[BEGIN Materials provided]

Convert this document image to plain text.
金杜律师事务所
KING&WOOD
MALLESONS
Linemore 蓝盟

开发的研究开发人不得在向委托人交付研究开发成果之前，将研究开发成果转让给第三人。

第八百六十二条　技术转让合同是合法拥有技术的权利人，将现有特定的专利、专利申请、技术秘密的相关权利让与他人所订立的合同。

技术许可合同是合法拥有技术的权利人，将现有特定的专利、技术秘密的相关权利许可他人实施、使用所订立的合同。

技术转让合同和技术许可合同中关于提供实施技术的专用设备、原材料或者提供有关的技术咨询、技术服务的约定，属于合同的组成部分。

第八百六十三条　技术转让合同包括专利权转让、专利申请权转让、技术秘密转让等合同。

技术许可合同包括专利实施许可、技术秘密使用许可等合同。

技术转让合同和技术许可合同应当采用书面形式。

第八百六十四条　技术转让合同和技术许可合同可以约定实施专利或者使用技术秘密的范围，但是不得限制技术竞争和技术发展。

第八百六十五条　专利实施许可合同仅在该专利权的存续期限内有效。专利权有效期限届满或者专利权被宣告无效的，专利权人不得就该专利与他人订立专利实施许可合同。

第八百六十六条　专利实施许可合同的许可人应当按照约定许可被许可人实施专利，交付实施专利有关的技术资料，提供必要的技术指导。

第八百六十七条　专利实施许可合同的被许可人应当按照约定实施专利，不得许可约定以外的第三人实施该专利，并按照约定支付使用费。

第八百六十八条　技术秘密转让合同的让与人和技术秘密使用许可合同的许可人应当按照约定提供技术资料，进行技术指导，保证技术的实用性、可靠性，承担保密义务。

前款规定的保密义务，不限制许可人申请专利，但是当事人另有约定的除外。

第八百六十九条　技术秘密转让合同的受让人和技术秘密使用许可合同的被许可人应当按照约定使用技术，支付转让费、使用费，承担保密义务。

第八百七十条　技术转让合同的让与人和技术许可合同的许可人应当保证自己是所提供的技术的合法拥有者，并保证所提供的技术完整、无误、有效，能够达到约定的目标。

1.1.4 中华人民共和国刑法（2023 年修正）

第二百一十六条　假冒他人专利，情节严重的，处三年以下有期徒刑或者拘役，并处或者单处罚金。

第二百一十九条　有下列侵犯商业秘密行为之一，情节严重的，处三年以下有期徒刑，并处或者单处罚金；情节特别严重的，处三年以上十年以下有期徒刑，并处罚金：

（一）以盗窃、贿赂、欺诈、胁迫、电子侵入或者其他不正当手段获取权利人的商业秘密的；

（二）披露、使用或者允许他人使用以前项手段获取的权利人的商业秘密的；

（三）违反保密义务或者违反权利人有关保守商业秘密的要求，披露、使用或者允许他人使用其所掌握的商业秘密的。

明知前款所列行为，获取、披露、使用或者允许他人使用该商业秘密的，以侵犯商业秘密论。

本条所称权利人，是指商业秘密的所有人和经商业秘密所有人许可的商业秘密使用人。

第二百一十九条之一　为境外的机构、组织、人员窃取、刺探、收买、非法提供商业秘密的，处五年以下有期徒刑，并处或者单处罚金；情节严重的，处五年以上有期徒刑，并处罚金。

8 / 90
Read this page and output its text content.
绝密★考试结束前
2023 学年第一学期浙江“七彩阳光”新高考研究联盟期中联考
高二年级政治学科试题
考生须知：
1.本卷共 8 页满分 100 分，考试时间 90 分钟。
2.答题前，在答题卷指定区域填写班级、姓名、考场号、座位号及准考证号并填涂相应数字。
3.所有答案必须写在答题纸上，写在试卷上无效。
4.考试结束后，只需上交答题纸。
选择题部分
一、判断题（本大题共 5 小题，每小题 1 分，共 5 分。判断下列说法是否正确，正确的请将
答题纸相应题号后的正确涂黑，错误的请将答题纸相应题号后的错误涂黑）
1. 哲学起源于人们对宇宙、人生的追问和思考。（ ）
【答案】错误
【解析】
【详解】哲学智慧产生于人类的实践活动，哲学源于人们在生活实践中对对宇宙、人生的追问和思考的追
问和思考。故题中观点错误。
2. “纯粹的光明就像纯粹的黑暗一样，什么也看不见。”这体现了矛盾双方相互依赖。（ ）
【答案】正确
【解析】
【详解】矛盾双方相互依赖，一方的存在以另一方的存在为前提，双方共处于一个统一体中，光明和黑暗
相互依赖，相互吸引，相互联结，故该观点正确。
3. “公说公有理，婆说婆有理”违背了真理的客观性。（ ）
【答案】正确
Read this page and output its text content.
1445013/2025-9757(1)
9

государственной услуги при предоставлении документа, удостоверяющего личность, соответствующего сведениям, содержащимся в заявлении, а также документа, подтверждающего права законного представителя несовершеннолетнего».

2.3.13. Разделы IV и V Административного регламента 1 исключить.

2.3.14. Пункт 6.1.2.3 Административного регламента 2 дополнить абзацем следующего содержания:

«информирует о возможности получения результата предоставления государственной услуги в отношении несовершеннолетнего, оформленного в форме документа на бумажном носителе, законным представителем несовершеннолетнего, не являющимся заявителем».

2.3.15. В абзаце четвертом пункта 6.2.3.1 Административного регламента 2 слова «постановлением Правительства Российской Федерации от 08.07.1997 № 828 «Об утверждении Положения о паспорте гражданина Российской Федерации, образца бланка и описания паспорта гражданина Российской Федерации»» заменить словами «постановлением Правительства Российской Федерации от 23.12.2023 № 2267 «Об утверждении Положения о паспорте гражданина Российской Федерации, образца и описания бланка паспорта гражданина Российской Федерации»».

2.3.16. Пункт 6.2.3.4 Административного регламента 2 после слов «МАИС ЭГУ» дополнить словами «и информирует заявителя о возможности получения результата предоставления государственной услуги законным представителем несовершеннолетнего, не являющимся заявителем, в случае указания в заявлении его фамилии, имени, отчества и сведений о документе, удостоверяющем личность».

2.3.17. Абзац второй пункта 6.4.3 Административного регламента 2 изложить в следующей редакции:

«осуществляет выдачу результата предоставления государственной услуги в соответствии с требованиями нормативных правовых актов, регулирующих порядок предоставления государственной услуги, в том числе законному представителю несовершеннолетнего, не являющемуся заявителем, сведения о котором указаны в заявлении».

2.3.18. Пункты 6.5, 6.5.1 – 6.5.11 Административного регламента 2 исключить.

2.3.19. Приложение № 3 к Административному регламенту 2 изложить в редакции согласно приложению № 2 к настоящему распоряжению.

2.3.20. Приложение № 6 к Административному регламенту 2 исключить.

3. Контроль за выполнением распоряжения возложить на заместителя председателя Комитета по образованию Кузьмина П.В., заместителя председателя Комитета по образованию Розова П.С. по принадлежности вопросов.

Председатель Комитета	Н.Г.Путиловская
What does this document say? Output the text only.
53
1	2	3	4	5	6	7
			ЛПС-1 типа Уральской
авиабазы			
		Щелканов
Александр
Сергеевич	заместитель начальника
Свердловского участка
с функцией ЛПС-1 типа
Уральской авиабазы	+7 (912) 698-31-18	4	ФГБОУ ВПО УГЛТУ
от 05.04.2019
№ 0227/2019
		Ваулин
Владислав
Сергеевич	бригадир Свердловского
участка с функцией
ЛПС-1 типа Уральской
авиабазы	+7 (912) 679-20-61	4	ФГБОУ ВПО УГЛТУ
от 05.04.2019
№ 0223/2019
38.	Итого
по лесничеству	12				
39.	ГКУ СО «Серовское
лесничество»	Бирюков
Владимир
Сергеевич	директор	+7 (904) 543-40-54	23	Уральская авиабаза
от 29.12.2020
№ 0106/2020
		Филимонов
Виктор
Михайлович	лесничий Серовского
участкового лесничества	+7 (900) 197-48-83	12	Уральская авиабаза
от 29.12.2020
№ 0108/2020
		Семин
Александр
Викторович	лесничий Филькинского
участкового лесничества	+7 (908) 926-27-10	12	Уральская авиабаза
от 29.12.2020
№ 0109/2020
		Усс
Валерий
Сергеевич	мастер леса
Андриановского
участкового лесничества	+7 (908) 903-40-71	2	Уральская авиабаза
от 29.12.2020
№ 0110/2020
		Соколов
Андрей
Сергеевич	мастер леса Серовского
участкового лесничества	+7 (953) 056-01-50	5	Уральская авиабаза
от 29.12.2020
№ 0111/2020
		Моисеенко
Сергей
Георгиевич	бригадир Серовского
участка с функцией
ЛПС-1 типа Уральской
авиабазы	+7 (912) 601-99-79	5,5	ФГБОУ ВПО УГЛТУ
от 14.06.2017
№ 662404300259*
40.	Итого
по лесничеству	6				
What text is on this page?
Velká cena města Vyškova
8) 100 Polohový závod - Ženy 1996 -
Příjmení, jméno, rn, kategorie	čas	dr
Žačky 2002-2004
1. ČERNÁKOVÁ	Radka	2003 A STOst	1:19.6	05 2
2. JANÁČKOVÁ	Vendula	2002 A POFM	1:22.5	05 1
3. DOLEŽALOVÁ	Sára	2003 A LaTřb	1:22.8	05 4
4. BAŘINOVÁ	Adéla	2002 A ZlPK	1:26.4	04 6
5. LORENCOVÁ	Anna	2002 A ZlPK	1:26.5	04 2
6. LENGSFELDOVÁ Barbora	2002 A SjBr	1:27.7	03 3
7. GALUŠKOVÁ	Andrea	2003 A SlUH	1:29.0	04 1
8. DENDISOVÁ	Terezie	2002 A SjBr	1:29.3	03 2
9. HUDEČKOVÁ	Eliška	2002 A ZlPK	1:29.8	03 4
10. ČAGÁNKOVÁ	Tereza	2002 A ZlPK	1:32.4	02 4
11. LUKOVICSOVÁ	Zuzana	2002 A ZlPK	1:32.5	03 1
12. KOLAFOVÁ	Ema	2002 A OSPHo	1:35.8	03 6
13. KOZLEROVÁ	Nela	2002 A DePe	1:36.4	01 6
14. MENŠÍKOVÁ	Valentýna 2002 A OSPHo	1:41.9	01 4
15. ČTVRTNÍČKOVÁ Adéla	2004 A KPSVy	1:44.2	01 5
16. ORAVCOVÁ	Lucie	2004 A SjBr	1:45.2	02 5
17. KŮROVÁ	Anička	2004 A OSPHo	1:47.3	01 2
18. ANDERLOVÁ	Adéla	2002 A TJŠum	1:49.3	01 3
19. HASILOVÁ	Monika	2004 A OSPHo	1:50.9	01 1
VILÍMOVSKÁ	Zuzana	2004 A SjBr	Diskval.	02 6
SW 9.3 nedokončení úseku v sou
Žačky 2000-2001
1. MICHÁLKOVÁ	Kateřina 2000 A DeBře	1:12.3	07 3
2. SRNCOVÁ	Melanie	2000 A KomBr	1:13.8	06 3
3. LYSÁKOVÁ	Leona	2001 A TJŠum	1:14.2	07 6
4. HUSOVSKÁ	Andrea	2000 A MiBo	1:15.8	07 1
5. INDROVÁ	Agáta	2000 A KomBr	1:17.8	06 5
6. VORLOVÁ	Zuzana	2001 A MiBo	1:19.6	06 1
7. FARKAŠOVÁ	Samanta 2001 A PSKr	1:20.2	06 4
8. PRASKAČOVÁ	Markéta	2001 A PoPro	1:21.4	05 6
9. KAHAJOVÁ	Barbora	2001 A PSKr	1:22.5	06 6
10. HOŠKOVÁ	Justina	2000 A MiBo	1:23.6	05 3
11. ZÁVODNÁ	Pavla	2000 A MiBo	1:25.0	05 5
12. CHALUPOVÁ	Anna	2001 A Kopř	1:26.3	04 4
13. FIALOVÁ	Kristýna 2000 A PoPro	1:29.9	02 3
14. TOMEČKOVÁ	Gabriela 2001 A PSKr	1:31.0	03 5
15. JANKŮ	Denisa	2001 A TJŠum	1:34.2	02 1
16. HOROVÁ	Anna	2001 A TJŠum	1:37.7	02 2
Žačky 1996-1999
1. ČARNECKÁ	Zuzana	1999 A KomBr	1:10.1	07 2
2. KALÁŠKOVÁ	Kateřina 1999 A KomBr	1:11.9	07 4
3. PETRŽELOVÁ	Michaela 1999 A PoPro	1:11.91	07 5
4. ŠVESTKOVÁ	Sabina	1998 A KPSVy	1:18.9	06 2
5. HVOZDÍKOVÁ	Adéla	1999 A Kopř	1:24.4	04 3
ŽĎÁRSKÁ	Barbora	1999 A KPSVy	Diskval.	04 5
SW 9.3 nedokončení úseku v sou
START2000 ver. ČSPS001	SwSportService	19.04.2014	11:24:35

[END Materials provided]

[Aim]:
Within the data above, pick out all lines holding the word "Diskval".

[Correct output]:
VILÍMOVSKÁ	Zuzana	2004 A SjBr	Diskval.	02 6
ŽĎÁRSKÁ	Barbora	1999 A KPSVy	Diskval.	04 5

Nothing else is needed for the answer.